Collection entries
— BEGIN —

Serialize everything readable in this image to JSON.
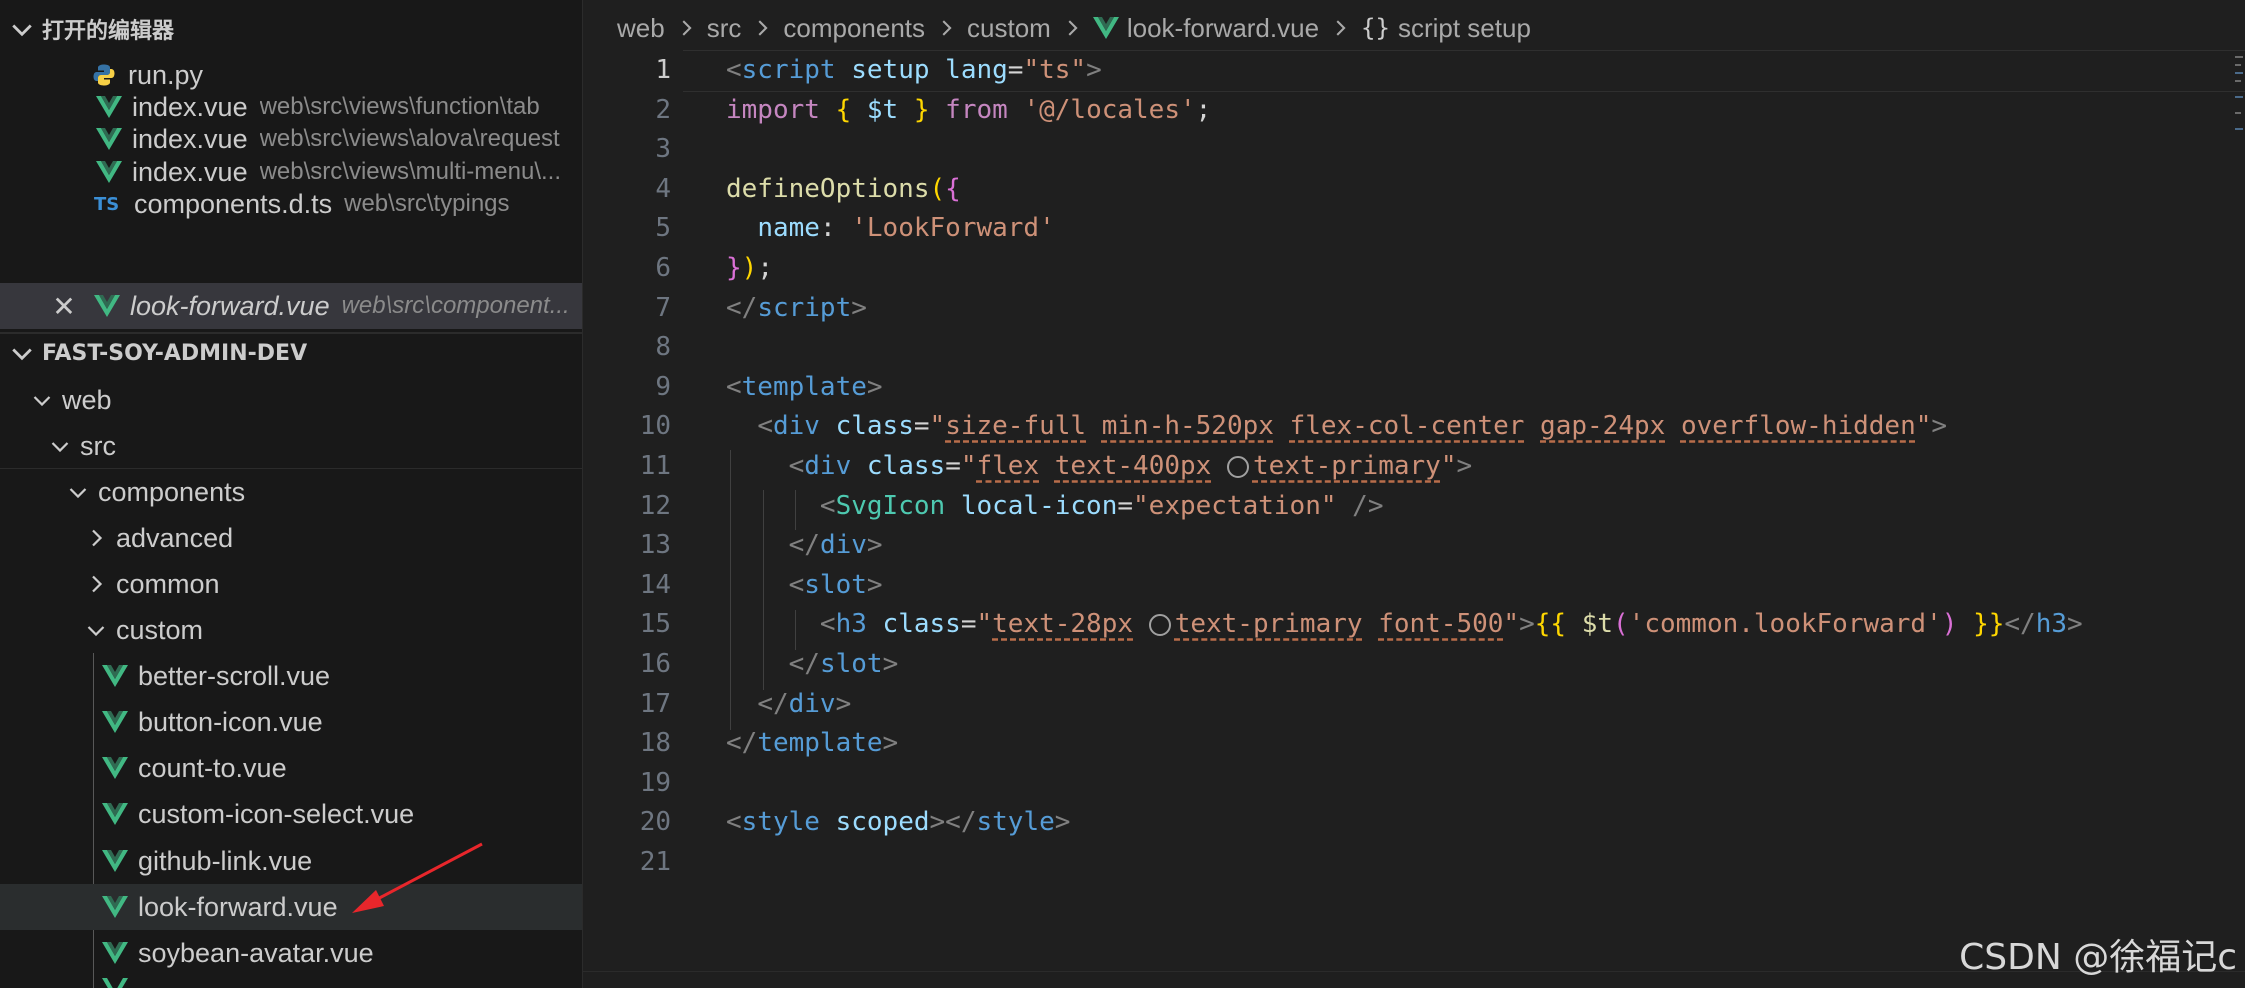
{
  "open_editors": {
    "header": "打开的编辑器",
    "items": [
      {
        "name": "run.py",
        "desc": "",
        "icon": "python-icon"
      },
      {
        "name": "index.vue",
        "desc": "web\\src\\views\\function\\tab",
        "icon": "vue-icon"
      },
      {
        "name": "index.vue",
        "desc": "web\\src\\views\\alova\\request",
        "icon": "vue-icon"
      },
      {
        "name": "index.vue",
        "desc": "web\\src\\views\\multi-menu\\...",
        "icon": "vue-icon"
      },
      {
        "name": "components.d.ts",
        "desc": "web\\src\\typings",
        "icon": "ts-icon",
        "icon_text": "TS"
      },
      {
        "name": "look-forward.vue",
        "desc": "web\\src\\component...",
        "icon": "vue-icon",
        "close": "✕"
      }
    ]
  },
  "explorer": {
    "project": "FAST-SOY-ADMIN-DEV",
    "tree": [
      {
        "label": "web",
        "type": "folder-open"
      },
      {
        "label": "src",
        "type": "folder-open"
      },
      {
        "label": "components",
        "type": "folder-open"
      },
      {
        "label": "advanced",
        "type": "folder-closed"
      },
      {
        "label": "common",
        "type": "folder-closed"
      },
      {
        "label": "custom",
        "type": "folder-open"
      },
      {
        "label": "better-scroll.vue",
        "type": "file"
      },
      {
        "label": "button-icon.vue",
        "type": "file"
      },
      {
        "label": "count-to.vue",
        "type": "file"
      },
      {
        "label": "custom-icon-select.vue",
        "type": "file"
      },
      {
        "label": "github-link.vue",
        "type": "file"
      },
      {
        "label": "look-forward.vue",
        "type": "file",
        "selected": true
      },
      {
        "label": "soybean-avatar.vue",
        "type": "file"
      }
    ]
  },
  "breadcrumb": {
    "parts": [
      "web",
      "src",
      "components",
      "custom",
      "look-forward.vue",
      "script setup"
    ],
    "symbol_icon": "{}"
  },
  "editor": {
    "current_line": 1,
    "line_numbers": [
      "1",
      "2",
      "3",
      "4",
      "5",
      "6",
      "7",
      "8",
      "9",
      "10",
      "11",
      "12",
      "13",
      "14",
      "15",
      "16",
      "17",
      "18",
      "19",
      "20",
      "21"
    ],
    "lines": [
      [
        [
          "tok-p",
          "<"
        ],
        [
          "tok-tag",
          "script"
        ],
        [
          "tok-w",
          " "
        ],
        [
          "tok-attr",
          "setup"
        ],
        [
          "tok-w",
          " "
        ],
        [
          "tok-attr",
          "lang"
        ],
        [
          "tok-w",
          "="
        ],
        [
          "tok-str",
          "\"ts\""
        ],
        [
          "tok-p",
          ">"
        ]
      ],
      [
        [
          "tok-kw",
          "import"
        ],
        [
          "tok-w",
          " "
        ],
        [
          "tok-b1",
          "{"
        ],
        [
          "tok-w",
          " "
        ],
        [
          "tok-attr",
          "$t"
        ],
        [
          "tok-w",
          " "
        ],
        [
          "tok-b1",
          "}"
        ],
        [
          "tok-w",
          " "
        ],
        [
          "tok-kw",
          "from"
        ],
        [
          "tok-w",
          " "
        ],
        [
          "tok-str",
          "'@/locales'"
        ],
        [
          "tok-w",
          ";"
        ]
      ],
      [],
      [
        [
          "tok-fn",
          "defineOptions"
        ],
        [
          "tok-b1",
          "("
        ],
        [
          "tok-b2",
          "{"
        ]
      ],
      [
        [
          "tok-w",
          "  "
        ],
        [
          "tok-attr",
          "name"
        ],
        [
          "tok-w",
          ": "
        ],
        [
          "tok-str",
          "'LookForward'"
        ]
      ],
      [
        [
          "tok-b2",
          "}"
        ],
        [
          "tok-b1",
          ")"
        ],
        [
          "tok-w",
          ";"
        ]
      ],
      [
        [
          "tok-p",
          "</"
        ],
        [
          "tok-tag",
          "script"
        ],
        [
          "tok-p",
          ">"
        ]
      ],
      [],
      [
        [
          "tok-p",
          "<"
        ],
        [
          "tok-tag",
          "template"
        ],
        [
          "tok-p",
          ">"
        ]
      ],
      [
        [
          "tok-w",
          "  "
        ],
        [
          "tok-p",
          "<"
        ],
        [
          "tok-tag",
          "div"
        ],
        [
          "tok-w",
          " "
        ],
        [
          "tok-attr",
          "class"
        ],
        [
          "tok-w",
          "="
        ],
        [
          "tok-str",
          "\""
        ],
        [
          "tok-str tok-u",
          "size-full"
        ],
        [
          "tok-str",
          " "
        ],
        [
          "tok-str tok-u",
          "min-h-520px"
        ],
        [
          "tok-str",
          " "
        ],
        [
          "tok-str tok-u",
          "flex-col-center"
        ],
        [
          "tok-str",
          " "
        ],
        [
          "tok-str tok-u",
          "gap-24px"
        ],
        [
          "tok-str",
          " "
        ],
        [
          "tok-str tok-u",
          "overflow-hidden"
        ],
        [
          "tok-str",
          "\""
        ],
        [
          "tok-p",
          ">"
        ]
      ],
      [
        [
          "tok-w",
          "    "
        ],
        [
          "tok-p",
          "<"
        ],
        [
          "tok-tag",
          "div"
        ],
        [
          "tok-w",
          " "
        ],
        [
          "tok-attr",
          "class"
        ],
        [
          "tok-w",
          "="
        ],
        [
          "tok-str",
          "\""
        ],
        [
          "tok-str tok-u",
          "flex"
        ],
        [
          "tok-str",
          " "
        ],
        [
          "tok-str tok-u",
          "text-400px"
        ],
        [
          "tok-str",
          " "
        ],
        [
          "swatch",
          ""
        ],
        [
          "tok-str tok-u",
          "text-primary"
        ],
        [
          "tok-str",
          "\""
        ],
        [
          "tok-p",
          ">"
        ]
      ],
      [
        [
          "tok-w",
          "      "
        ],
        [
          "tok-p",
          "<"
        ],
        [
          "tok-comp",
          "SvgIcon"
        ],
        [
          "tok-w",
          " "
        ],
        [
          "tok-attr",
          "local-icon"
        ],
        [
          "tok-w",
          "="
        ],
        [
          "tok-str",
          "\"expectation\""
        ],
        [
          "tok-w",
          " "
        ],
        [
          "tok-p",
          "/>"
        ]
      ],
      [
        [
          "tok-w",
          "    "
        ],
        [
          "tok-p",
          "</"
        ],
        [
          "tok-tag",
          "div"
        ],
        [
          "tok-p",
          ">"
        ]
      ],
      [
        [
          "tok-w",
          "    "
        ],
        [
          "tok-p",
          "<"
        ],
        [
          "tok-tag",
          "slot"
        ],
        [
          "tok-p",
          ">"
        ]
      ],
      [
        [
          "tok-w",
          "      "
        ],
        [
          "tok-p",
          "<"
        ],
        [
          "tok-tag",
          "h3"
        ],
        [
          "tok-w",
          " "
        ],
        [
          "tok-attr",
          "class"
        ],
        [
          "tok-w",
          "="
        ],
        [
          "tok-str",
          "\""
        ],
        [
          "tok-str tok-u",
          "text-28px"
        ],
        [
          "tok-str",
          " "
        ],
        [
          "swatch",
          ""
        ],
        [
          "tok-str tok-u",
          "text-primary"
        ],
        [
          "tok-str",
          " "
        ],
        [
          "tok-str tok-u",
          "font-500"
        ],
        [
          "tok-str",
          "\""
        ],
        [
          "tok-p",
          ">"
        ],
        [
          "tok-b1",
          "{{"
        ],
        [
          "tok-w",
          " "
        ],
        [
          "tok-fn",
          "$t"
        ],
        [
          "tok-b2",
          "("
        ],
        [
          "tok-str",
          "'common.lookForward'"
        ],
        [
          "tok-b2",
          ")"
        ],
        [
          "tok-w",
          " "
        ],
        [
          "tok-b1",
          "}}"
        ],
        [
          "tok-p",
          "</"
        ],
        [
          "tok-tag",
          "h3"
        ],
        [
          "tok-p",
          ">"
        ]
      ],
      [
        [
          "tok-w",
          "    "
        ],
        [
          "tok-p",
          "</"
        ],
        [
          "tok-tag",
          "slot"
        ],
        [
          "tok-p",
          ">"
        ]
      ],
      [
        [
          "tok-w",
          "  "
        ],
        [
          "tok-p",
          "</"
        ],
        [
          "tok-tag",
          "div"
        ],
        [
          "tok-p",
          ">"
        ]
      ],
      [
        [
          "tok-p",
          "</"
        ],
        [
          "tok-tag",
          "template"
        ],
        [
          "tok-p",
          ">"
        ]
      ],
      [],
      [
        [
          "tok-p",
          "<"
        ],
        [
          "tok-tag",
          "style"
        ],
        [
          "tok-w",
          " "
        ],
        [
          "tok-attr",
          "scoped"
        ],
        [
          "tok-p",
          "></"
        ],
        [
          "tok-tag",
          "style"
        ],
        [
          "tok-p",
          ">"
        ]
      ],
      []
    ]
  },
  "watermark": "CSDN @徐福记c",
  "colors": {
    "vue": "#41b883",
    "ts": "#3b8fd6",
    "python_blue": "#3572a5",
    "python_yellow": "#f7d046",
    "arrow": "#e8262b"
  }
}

— END —

# REQUIREMENTS:
Tell how many lines of the records above hold the string "desc". Give no other text.

# ANSWER BELOW:
6